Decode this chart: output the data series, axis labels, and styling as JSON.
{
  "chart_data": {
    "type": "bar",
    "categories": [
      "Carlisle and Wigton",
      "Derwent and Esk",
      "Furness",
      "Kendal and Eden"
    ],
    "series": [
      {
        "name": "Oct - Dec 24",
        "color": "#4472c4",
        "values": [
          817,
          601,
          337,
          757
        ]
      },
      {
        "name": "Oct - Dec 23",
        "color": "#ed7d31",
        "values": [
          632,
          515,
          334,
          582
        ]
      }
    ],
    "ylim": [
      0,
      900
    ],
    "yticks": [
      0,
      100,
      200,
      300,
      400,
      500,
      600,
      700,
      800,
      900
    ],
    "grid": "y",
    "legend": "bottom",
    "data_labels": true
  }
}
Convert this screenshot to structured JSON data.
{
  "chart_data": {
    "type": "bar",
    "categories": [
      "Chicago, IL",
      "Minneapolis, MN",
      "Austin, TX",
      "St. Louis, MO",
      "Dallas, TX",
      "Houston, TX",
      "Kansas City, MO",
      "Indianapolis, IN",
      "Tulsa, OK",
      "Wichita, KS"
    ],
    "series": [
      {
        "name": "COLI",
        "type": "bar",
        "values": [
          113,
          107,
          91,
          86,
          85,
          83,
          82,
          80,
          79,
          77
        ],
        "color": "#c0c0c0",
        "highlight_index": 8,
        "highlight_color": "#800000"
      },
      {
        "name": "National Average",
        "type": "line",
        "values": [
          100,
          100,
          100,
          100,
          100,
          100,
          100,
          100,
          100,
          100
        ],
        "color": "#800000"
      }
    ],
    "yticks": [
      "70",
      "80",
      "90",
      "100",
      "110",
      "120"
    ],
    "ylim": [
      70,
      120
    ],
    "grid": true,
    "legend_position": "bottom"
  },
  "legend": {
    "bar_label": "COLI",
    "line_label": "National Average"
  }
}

> _Directions for this task_:
Reproduce the full listing above, character for character.

> _Finished answer_:
Decode this chart: output the data series, axis labels, and styling as JSON.
{
  "chart_data": {
    "type": "bar",
    "categories": [
      "Carlisle and Wigton",
      "Derwent and Esk",
      "Furness",
      "Kendal and Eden"
    ],
    "series": [
      {
        "name": "Oct - Dec 24",
        "color": "#4472c4",
        "values": [
          817,
          601,
          337,
          757
        ]
      },
      {
        "name": "Oct - Dec 23",
        "color": "#ed7d31",
        "values": [
          632,
          515,
          334,
          582
        ]
      }
    ],
    "ylim": [
      0,
      900
    ],
    "yticks": [
      0,
      100,
      200,
      300,
      400,
      500,
      600,
      700,
      800,
      900
    ],
    "grid": "y",
    "legend": "bottom",
    "data_labels": true
  }
}
Convert this screenshot to structured JSON data.
{
  "chart_data": {
    "type": "bar",
    "categories": [
      "Chicago, IL",
      "Minneapolis, MN",
      "Austin, TX",
      "St. Louis, MO",
      "Dallas, TX",
      "Houston, TX",
      "Kansas City, MO",
      "Indianapolis, IN",
      "Tulsa, OK",
      "Wichita, KS"
    ],
    "series": [
      {
        "name": "COLI",
        "type": "bar",
        "values": [
          113,
          107,
          91,
          86,
          85,
          83,
          82,
          80,
          79,
          77
        ],
        "color": "#c0c0c0",
        "highlight_index": 8,
        "highlight_color": "#800000"
      },
      {
        "name": "National Average",
        "type": "line",
        "values": [
          100,
          100,
          100,
          100,
          100,
          100,
          100,
          100,
          100,
          100
        ],
        "color": "#800000"
      }
    ],
    "yticks": [
      "70",
      "80",
      "90",
      "100",
      "110",
      "120"
    ],
    "ylim": [
      70,
      120
    ],
    "grid": true,
    "legend_position": "bottom"
  },
  "legend": {
    "bar_label": "COLI",
    "line_label": "National Average"
  }
}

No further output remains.